(SELECTED EXTRACT)

By BLAIR KAMIN
This piece is excerpted from Who Is the City For? Architecture, Equity, and the Public Realm in Chicago by Blair Kamin ’79, a guest at Amherst College’s LitFest 2024. Register for this exciting celebration of Amherst’s literary legacy and life.
Looking back on nearly thirty years of architecture criticism at the Chicago Tribune, I realize that I have borne witness to a dramatic transformation of Chicago, from a declining industrial colossus to a dynamic yet deeply troubled postindustrial powerhouse, whose favored emblem is a jellybean-shaped sculpture of highly polished steel. The mirrorlike surface of that sculpture, officially titled Cloud Gate but widely known as “the Bean,” reflects the striking skyline of the city’s ever-growing downtown, now home to $10 million condominiums, Michelin-starred restaurants, and an elegant promenade that rims the once badly polluted Chicago River. But the Bean does not reflect the reality of a very different Chicago. That Chicago, though not without distinguished buildings and untapped economic potential, is also a place of weed-strewn vacant lots, empty storefronts, and unceasing gun violence. Indeed, Cloud Gate may be the ultimate shiny, distracting object. While the 2020 census revealed that Chicago’s population grew by nearly 2 percent during the previous decade, to 2.7 million, the dramatic disconnect between the two Chicagos prompts the question: Is this a good city, a just city? Absolutely not. Which prompts a second query: Can those responsible for building the city advance the fortunes of neighborhoods devastated by decades of discrimination, disinvestment, and deindustrialization? On that crucial matter, the jury is still out.
This book, my third collection of Tribune columns published by the University of Chicago Press, is loosely framed around a central issue of our time: equity. What can architecture, traditionally the province of the rich and powerful, do to make cities like Chicago more equitable, serving poor, working-, and middle-class people, not just the 1 percent? A related question can be asked of the fields of transportation and urban planning, which in the wrong hands have led to such notorious projects as freeways that divide Black neighborhoods from white ones or sever one part of an impoverished neighborhood from another. The question applies, too, to the field of historic preservation. Whose history gets remembered and whose history is erased, either by bulldozers or by willful ignorance?
In short, who is the city for?

(RECORD EXCERPTS)
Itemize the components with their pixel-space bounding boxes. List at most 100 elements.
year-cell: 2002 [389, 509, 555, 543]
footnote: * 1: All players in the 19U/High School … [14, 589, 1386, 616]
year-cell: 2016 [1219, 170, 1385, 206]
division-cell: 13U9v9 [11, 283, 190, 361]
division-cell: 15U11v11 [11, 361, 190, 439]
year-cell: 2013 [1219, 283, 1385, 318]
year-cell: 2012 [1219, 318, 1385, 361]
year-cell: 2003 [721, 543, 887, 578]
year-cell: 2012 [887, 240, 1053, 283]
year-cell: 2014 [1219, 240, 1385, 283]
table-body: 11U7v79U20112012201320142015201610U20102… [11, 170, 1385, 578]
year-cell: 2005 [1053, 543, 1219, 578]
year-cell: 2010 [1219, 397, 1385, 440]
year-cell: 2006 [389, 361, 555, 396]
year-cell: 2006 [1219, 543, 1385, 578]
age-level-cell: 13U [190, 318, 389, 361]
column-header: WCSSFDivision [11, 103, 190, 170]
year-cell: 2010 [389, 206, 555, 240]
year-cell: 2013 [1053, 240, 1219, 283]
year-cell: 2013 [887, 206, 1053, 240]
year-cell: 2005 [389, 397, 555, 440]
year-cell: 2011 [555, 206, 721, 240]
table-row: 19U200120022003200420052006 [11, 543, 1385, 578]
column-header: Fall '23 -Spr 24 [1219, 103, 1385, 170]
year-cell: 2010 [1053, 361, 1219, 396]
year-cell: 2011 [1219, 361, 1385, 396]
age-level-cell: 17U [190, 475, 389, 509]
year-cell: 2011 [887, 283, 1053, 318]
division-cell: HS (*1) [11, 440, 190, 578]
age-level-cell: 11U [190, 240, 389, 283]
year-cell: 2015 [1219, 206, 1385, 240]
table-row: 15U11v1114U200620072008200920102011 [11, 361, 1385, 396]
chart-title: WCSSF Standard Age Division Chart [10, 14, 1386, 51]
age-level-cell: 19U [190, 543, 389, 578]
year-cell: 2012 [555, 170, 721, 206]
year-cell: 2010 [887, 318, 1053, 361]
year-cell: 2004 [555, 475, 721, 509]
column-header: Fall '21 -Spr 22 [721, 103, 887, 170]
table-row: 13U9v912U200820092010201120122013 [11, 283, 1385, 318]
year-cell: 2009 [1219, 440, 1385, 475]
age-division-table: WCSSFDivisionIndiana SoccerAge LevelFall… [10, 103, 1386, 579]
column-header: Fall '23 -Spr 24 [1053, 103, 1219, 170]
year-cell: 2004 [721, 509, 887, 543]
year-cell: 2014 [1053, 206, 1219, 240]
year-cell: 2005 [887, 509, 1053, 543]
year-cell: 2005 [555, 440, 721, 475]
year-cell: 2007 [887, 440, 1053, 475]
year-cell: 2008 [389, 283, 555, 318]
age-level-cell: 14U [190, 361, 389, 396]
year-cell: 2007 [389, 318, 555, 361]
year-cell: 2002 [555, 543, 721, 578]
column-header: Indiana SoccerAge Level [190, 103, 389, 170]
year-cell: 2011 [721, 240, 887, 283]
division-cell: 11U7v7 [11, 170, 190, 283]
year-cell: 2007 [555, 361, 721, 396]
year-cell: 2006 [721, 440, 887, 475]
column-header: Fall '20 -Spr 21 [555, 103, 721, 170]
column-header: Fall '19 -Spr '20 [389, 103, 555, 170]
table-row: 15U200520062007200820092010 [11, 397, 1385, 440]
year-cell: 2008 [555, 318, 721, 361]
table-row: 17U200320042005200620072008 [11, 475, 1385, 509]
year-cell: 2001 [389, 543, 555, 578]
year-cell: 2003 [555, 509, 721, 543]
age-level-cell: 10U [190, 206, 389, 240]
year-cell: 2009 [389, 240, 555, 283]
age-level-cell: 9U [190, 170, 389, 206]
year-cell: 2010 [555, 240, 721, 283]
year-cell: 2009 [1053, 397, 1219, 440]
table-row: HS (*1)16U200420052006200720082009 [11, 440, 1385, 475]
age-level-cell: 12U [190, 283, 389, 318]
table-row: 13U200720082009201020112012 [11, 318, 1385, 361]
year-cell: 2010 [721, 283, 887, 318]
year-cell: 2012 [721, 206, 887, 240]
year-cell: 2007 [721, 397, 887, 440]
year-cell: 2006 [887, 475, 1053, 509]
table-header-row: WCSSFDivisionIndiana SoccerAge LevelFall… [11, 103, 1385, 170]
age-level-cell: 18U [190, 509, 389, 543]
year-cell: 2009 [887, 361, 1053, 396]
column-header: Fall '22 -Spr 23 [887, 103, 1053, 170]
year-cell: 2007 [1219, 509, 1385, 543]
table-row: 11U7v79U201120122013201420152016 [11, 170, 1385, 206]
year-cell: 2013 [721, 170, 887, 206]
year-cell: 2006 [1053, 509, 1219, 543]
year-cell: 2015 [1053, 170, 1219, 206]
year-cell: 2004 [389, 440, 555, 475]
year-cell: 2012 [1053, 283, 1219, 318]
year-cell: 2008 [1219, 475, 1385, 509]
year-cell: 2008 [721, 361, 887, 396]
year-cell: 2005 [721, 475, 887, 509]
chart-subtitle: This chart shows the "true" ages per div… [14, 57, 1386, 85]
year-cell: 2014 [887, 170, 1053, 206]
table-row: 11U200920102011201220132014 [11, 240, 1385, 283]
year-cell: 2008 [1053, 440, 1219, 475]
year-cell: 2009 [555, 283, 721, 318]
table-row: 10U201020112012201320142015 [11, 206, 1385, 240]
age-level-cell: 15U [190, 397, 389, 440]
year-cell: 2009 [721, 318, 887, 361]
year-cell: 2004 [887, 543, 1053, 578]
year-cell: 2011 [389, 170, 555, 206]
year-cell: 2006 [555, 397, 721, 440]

(PROBLEMS AND TASKS)
1. Copy out everything in the excerpt on Chicago architecture from "This book, my" down to "short, who is the city for?".
2. Answer these questions using the excerpt on Chicago architecture:
(a) What is the official title of the sculpture widely known as "the Bean"?
(b) According to the 2020 census, what was Chicago's population?
(c) Which press published this collection of Tribune columns?
3. Carry on the excerpt on Chicago architecture from the point where it stops.

(ANSWERS TO THE EXERCISE)
1.
This book, my third collection of Tribune columns published by the University of Chicago Press, is loosely framed around a central issue of our time: equity. What can architecture, traditionally the province of the rich and powerful, do to make cities like Chicago more equitable, serving poor, working-, and middle-class people, not just the 1 percent? A related question can be asked of the fields of transportation and urban planning, which in the wrong hands have led to such notorious projects as freeways that divide Black neighborhoods from white ones or sever one part of an impoverished neighborhood from another. The question applies, too, to the field of historic preservation. Whose history gets remembered and whose history is erased, either by bulldozers or by willful ignorance?
In short, who is the city for?

2.
(a) Cloud Gate
(b) 2.7 million
(c) The University of Chicago Press

3.
Let me start by clarifying that I take equity to mean fairness or justice in the way people are treated rather than the term’s economic meanings—a share of stock or the value of a piece of property after debts are subtracted. This emphasis on fairness has significant implications for architecture and the built environment. One side of town shouldn’t have bigger, more amenity-packed parks than the other just because it’s inhabited by the wealthy. If anything, the poor parts of a city should have the prime parks, because their residents live in far worse conditions than the rich.
That was among the essential points of my 1998 series of articles examining the problems and promise of Chicago’s greatest public space, its nearly thirty miles of beaches, harbors, and parkland along Lake Michigan. The series, “Reinventing the Lakefront,” documented a shameful disparity in acreage, access, and amenities between shoreline parks bordered by mostly white, affluent neighborhoods on the city’s North Side and those lined by largely Black, poor neighborhoods on the South Side. Since then, city agencies and the Chicago Park District have spent hundreds of millions of dollars on the south lakefront, including architecturally ambitious pedestrian bridges and a harbor and marina that welcome parkgoers as well as boats. But any discussion of equity, I argue, should not be limited to apportioning resources fairly or controlling soaring rents.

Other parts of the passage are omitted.